# [Challenge]
Here are some records; copy every line that holds the word "Sékou".

===

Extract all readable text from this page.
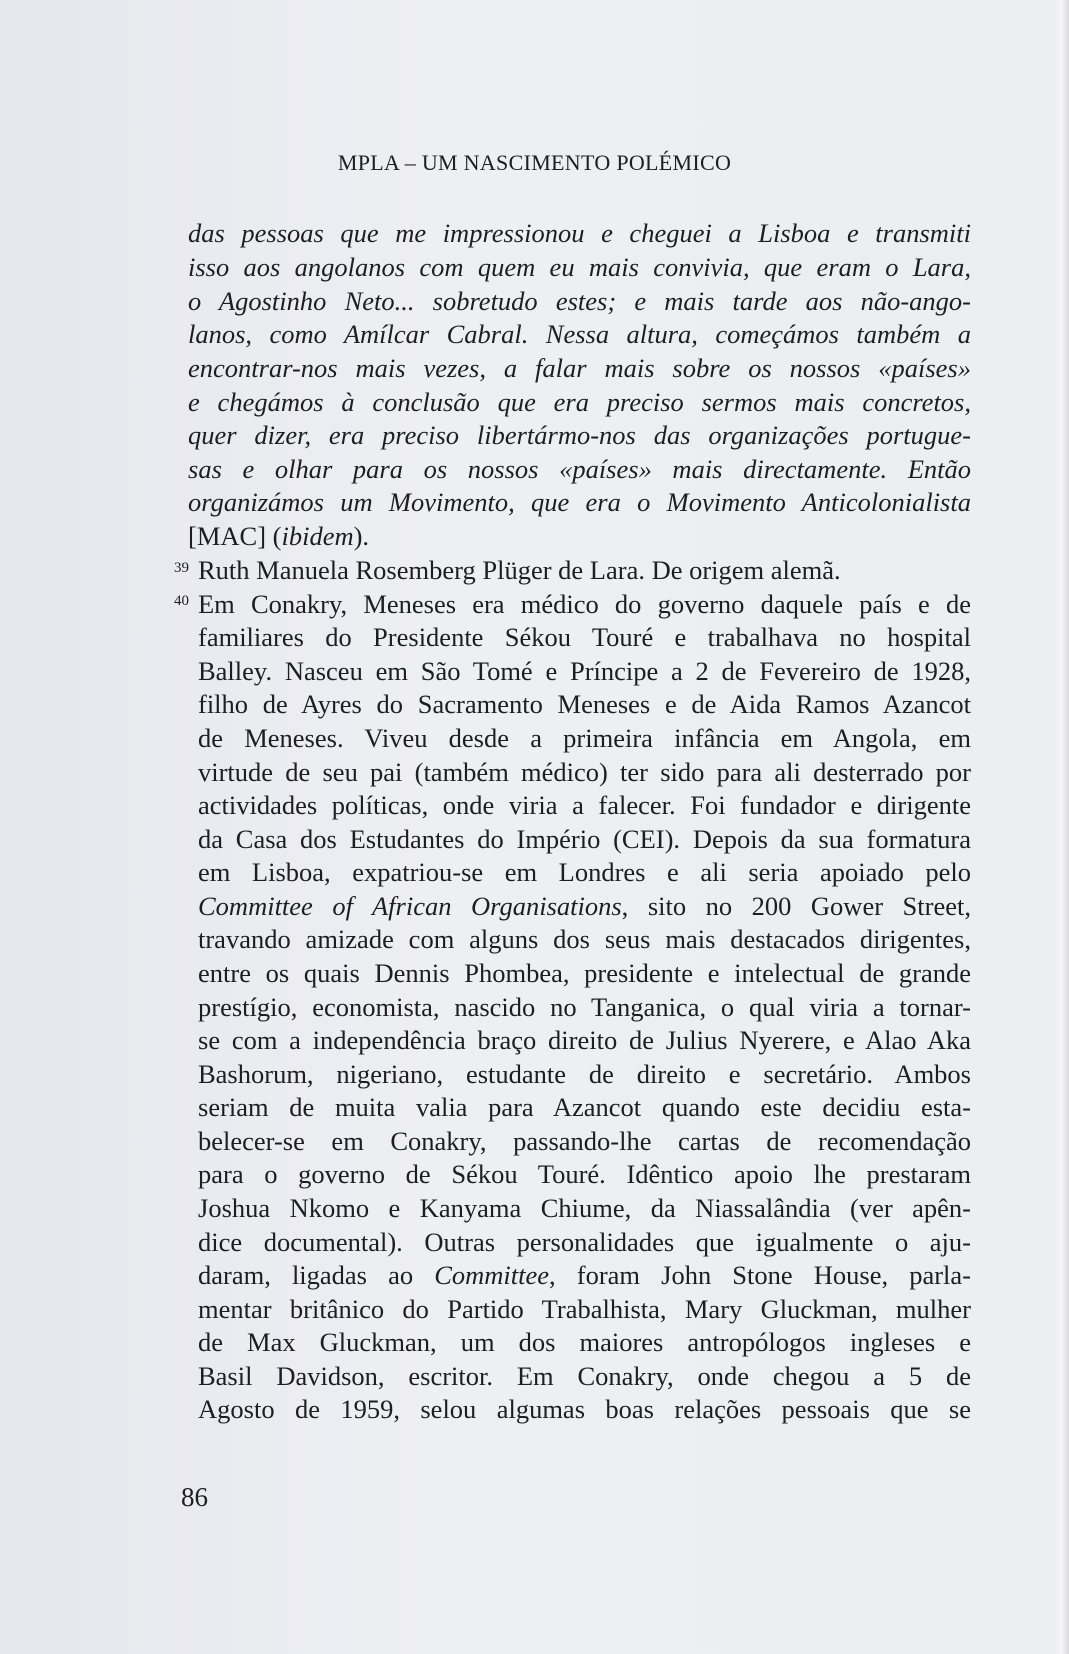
MPLA – UM NASCIMENTO POLÉMICO
das pessoas que me impressionou e cheguei a Lisboa e transmiti
isso aos angolanos com quem eu mais convivia, que eram o Lara,
o Agostinho Neto... sobretudo estes; e mais tarde aos não-ango-
lanos, como Amílcar Cabral. Nessa altura, começámos também a
encontrar-nos mais vezes, a falar mais sobre os nossos «países»
e chegámos à conclusão que era preciso sermos mais concretos,
quer dizer, era preciso libertármo-nos das organizações portugue-
sas e olhar para os nossos «países» mais directamente. Então
organizámos um Movimento, que era o Movimento Anticolonialista
[MAC] (ibidem).
39 Ruth Manuela Rosemberg Plüger de Lara. De origem alemã.
40 Em Conakry, Meneses era médico do governo daquele país e de
familiares do Presidente Sékou Touré e trabalhava no hospital
Balley. Nasceu em São Tomé e Príncipe a 2 de Fevereiro de 1928,
filho de Ayres do Sacramento Meneses e de Aida Ramos Azancot
de Meneses. Viveu desde a primeira infância em Angola, em
virtude de seu pai (também médico) ter sido para ali desterrado por
actividades políticas, onde viria a falecer. Foi fundador e dirigente
da Casa dos Estudantes do Império (CEI). Depois da sua formatura
em Lisboa, expatriou-se em Londres e ali seria apoiado pelo
Committee of African Organisations, sito no 200 Gower Street,
travando amizade com alguns dos seus mais destacados dirigentes,
entre os quais Dennis Phombea, presidente e intelectual de grande
prestígio, economista, nascido no Tanganica, o qual viria a tornar-
se com a independência braço direito de Julius Nyerere, e Alao Aka
Bashorum, nigeriano, estudante de direito e secretário. Ambos
seriam de muita valia para Azancot quando este decidiu esta-
belecer-se em Conakry, passando-lhe cartas de recomendação
para o governo de Sékou Touré. Idêntico apoio lhe prestaram
Joshua Nkomo e Kanyama Chiume, da Niassalândia (ver apên-
dice documental). Outras personalidades que igualmente o aju-
daram, ligadas ao Committee, foram John Stone House, parla-
mentar britânico do Partido Trabalhista, Mary Gluckman, mulher
de Max Gluckman, um dos maiores antropólogos ingleses e
Basil Davidson, escritor. Em Conakry, onde chegou a 5 de
Agosto de 1959, selou algumas boas relações pessoais que se
86
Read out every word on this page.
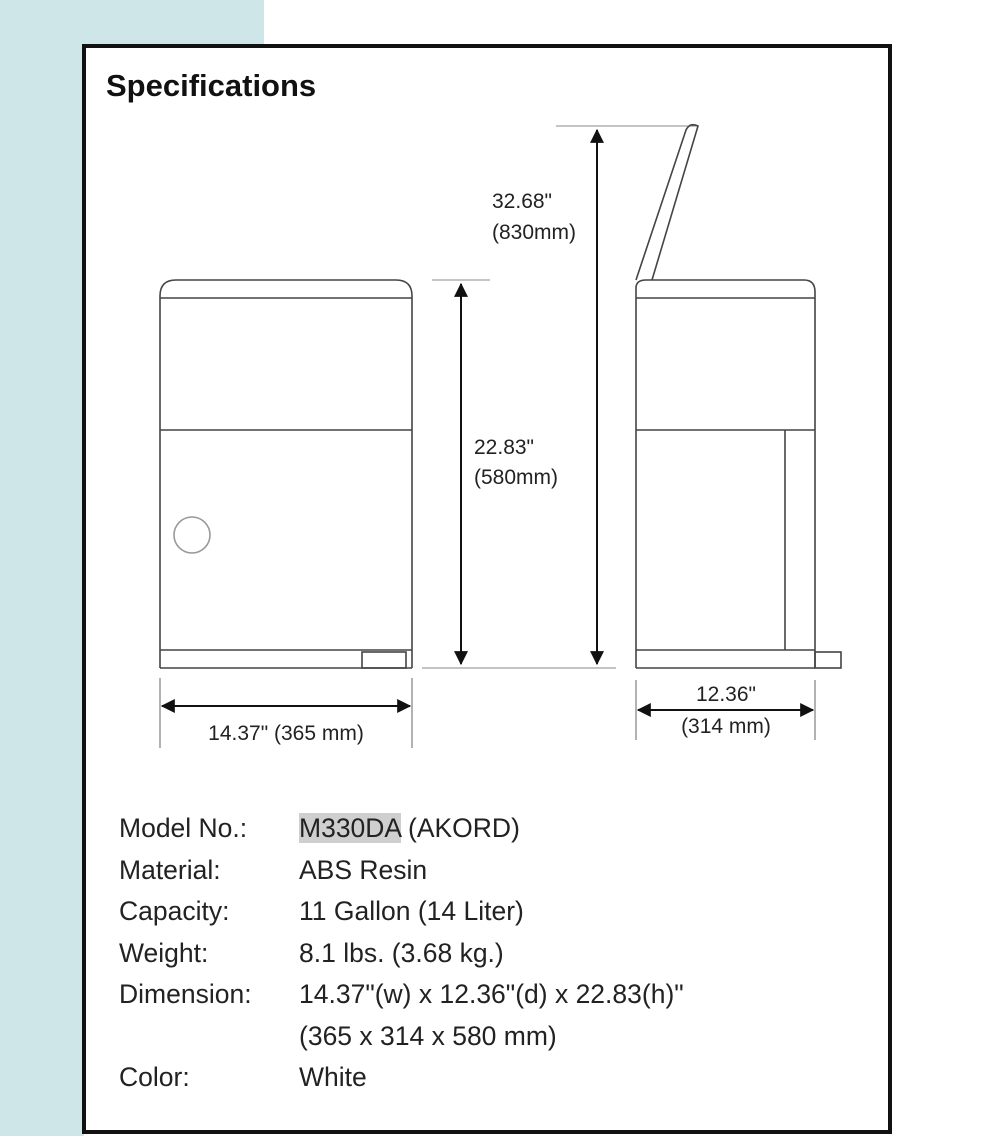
Specifications
14.37" (365 mm)
22.83"
(580mm)
32.68"
(830mm)
12.36"
(314 mm)
Model No.:	M330DA (AKORD)
Material:	ABS Resin
Capacity:	11 Gallon (14 Liter)
Weight:	8.1 lbs. (3.68 kg.)
Dimension:	14.37"(w) x 12.36"(d) x 22.83(h)"
	(365 x 314 x 580 mm)
Color:	White
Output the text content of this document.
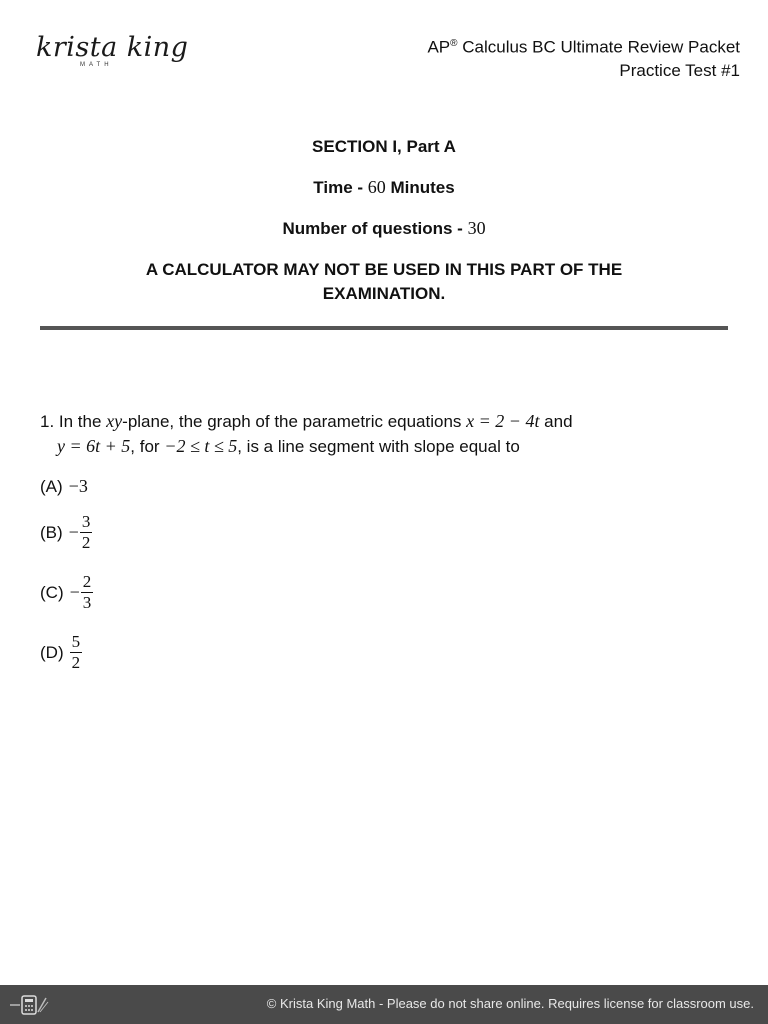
krista king
MATH
AP® Calculus BC Ultimate Review Packet
Practice Test #1
SECTION I, Part A
Time - 60 Minutes
Number of questions - 30
A CALCULATOR MAY NOT BE USED IN THIS PART OF THE EXAMINATION.
1. In the xy-plane, the graph of the parametric equations x = 2 − 4t and
y = 6t + 5, for −2 ≤ t ≤ 5, is a line segment with slope equal to
(A) −3
$(B) - \frac{3}{2}$
$(C) - \frac{2}{3}$
$(D) \frac{5}{2}$
© Krista King Math - Please do not share online. Requires license for classroom use.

===

# [Exercise result]
familiares do Presidente Sékou Touré e trabalhava no hospital
para o governo de Sékou Touré. Idêntico apoio lhe prestaram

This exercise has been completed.